Return each line of the data below verbatim; pictures are to be left out.

(Figure record extracts)
[Begin]
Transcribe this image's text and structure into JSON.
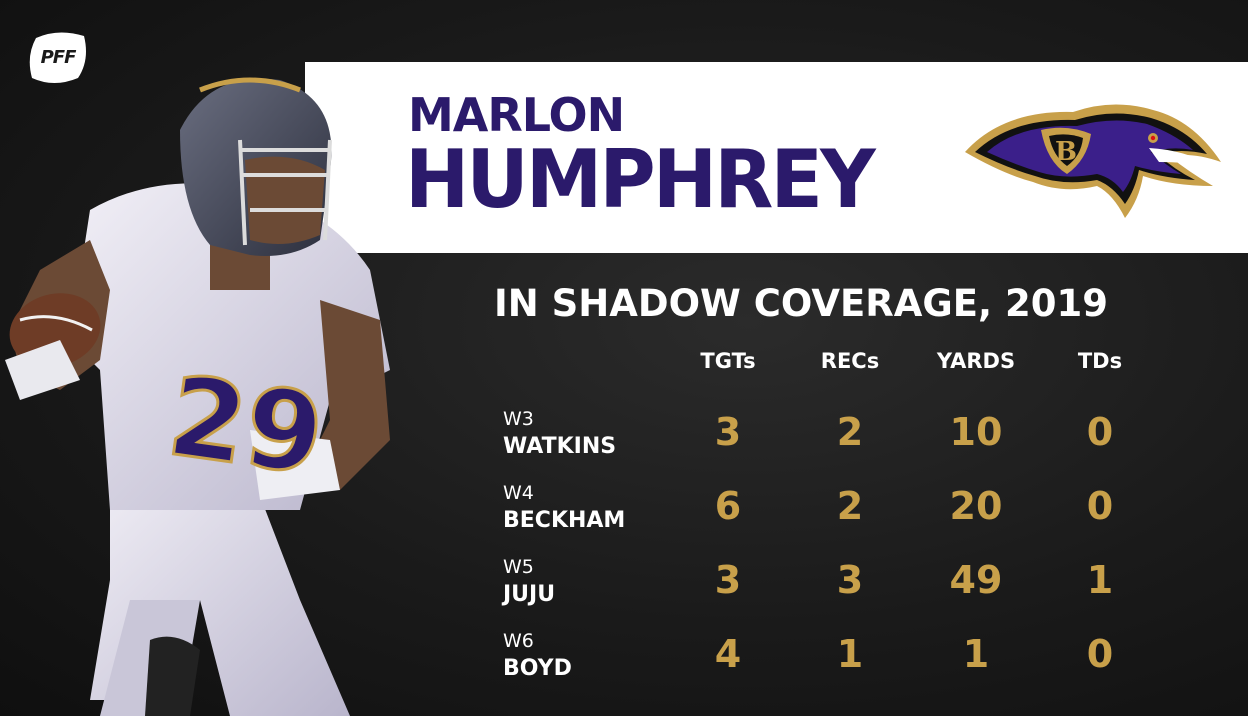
{
  "brand": {
    "logo_text": "PFF"
  },
  "player": {
    "first_name": "MARLON",
    "last_name": "HUMPHREY"
  },
  "team": {
    "logo": "baltimore-ravens-logo",
    "primary_color": "#2b1a6b",
    "gold_color": "#c8a04a"
  },
  "table": {
    "title": "IN SHADOW COVERAGE, 2019",
    "columns": [
      "TGTs",
      "RECs",
      "YARDS",
      "TDs"
    ],
    "rows": [
      {
        "week": "W3",
        "opponent": "WATKINS",
        "values": [
          "3",
          "2",
          "10",
          "0"
        ]
      },
      {
        "week": "W4",
        "opponent": "BECKHAM",
        "values": [
          "6",
          "2",
          "20",
          "0"
        ]
      },
      {
        "week": "W5",
        "opponent": "JUJU",
        "values": [
          "3",
          "3",
          "49",
          "1"
        ]
      },
      {
        "week": "W6",
        "opponent": "BOYD",
        "values": [
          "4",
          "1",
          "1",
          "0"
        ]
      }
    ]
  }
}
[End]
**FINAL RESULT:**
Transcribe this image's text and structure into JSON.
{
  "brand": {
    "logo_text": "PFF"
  },
  "player": {
    "first_name": "MARLON",
    "last_name": "HUMPHREY"
  },
  "team": {
    "logo": "baltimore-ravens-logo",
    "primary_color": "#2b1a6b",
    "gold_color": "#c8a04a"
  },
  "table": {
    "title": "IN SHADOW COVERAGE, 2019",
    "columns": [
      "TGTs",
      "RECs",
      "YARDS",
      "TDs"
    ],
    "rows": [
      {
        "week": "W3",
        "opponent": "WATKINS",
        "values": [
          "3",
          "2",
          "10",
          "0"
        ]
      },
      {
        "week": "W4",
        "opponent": "BECKHAM",
        "values": [
          "6",
          "2",
          "20",
          "0"
        ]
      },
      {
        "week": "W5",
        "opponent": "JUJU",
        "values": [
          "3",
          "3",
          "49",
          "1"
        ]
      },
      {
        "week": "W6",
        "opponent": "BOYD",
        "values": [
          "4",
          "1",
          "1",
          "0"
        ]
      }
    ]
  }
}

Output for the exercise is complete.